Construction funds are used to repair or replace large, expensive assets where project complexity requires IRB participation and multiple year efforts are the norm. Construction funding is also used to provide core engineering services, the bridge, dam and seismic safety programs, the environmental compliance management program, and aircraft replacement.
7.7.1 Frequency of and approach to updating construction project costs
As part of the annual update of the 5-year construction plan, all construction projects are reviewed and updated. Project scope and construction costs including planning, design, construction management, permits, site development, utilities, facility construction, furniture fixtures & equipment, and contingencies are validated. Costs for all projects contained in the Plan are price-leveled, using Engineering News Record (ENR-CCI) inflation adjustments, to the mid-point of the current Plan’s budget year. In each subsequent year, all projects in the Plan are price leveled to reflect follow-on inflationary increases.
7.8 Refuge public use Roads Funds.
A five year plan for refuge public use roads is prepared to address deferred maintenance and capital improvement needs specifically related to public use roads. Projects are funded by appropriations from the Highway Trust Fund.
7.8.1 Frequency of and approach to updating public use roads project costs.
The Federal Highway Administration conducts condition assessments of public use roads and determines repair and replacement costs every three years. Updated cost estimates are used to prepare white papers for the transportation bill reauthorization. Updated cost information is also included in SAMMS work orders to ensure that five year plan costs remain accurate.
8. Disposition
One critical process which occurs during the annual condition assessment is identification of excess and surplus real property. The responsible project leader should enter “yes” into the “excess” or “vacant” data fields to identify assets which may be candidates for disposal. The Service must dispose of surplus real property in the most economical manner, which is consistent with the best interest of the Government. Prior to the disposition, a determination must be received from the GSA that there is no longer a Federal need or requirement for the excess real property. The Certificate of Unserviceable Property, DI 103a, is used to document this determination. After this determination is made, the Service may make the real property available for acquisition by State and local governments and nonprofit institutions, sale by public advertising, negotiated sale, or other disposal method. Except for disposals specifically authorized by special legislation, disposals of real property must be made only under the authority of the Federal Property and Administrative Services Act of 1949. The administrator of General Services can evaluate, on a case-by-case basis, the disposal provisions of any other law to determine consistency with the authority conveyed by the Act. Based on a highest and best use analysis, the Service may make surplus real property available to State and local governments and certain nonprofit institutions at up to a 100% public benefit discount. Examples of public benefit purpose are: education, parks and recreation, historic monuments and wildlife conservation. The implementing regulations for these conveyances are found in 41 CFR 102-75. For real property which has no commercial value or for which the estimated cost of continued care exceeds the estimated proceeds, the Service may abandon, destroy or donate Service owned improvements on real property. The Certificate of Unserviceable Property, DI 103a, must be completed and properly processed. A Service official who is not directly accountable for the property can make a determination. The Service must not abandon or destroy improvements until after it has given public notice of the action. After the appropriate disposal action has been concluded, the property should be removed from the RPI by the Regional Budget & Finance Officer. The date of the disposal action must be included on the record as well as a description of the disposal.

= WHAT TO DO =
**1)** Update the asset management text between "7.7.1 Frequency of" and "use Roads Funds.", inclusive, substituting "cost escalation factors" for "inflation adjustments".
**2)** In the asset management text, how often does the Federal Highway Administration perform condition assessments of public use roads?
**3)** Pick up the asset management text after its final sentence and continue it.

= INFORMATION PROVIDED =
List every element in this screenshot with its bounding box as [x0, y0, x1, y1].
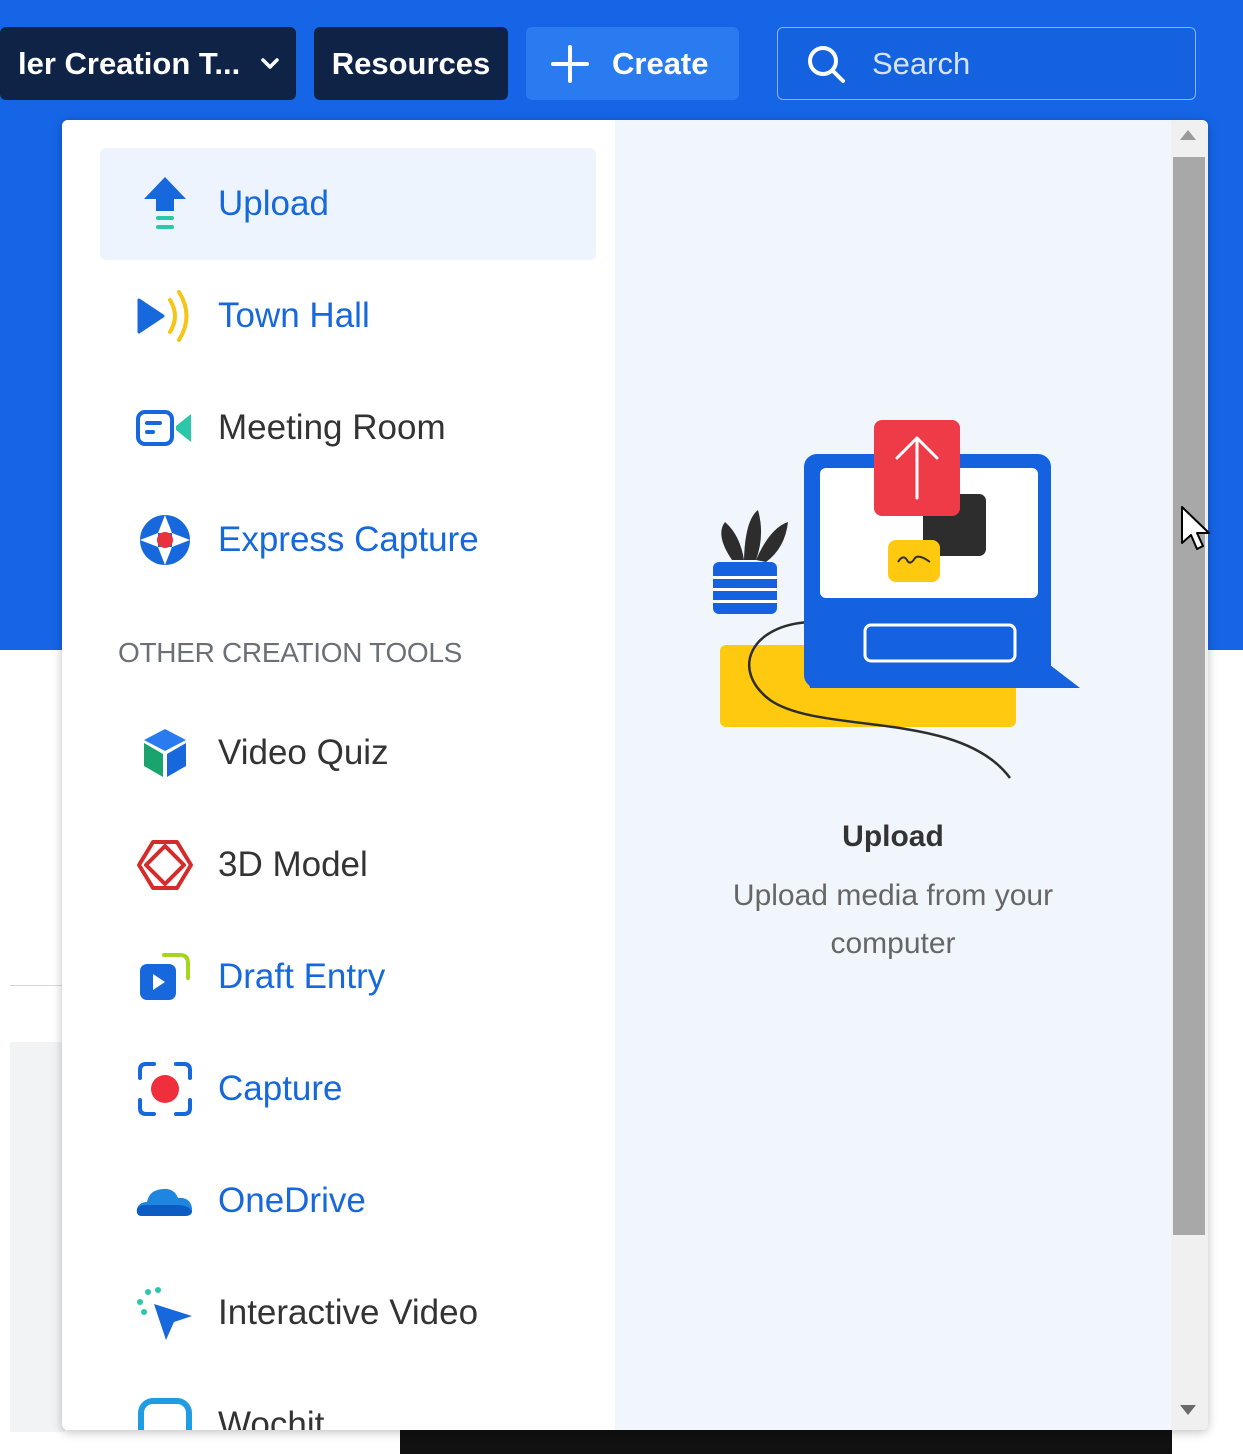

= ANSWERS FOR THE EXERCISE =
**1)**
7.7.1 Frequency of and approach to updating construction project costs
As part of the annual update of the 5-year construction plan, all construction projects are reviewed and updated. Project scope and construction costs including planning, design, construction management, permits, site development, utilities, facility construction, furniture fixtures & equipment, and contingencies are validated. Costs for all projects contained in the Plan are price-leveled, using Engineering News Record (ENR-CCI) cost escalation factors, to the mid-point of the current Plan’s budget year. In each subsequent year, all projects in the Plan are price leveled to reflect follow-on inflationary increases.
7.8 Refuge public use Roads Funds.

**2)** Every three years.

**3)**
Most disposals are demolition or replacement and most assets have little or no residual value. Many assets are located on government owned land, and that cost to remove asset off Service lands may exceed the asset’s value. The Service’s real property inventory does not track residual value for accounting purposes. The financial system is the only source of information for determining what receipts are collected from asset disposals. All receipts from disposals of Service property are returned to the Service and are available for operations and maintenance activities.
8.1 What are the opportunities for disposal or engaging a partner to cover O&M responsibilities?
Opportunities for disposal are acted upon when disposal costs are low or when they reduce O&M costs associated with an underutilized or non critical asset. The best opportunities for partnerships to cover O&M costs are occasional concession opportunities which are inherently non-governmental. Most Service owned facilities are located on NWRS/ NFHS land with inherent governmental conservation mission. Uses must be compatible with the purposes for which the refuge was established and the purpose for which the land was acquired. Economic uses must also contribute to the purposes for which the refuge was established.
9. Environmental, Cultural Resources, Archeological, and Hazardous Materials Compliance
Disposals require compliance with environmental, cultural resources, and environmental laws, regulations, and policies. These include, but are not limited to the National Environmental Policy Act (NEPA); Executive Order 11988 Floodplain Management; Executive Order 11990 Protection of Wetlands; Executive Order 13287 Preserve America; the Comprehensive Environmental Response, Compensation, and Liability Act (CERCLA); the National Historic Preservation Act, the Native American Graves Protection and Repatriation Act, and the various other cultural resources acts and executive orders which are in effect at the time of the disposal.
9.1 Historic and mission critical asset which should not be disposed of.
A total of 22,090 of 44,748 assets (49.3%) were identified as “1” (mission critical) in mission dependency data field or are identified as historical assets. Of these 22090, 29 assets are identified as Historical status 1 (National Historic Landmark), 176 assets are identified as Historical status 2 (National Register Listed) and 1,481 assets are identified as Historical status 3 (National Register Eligible).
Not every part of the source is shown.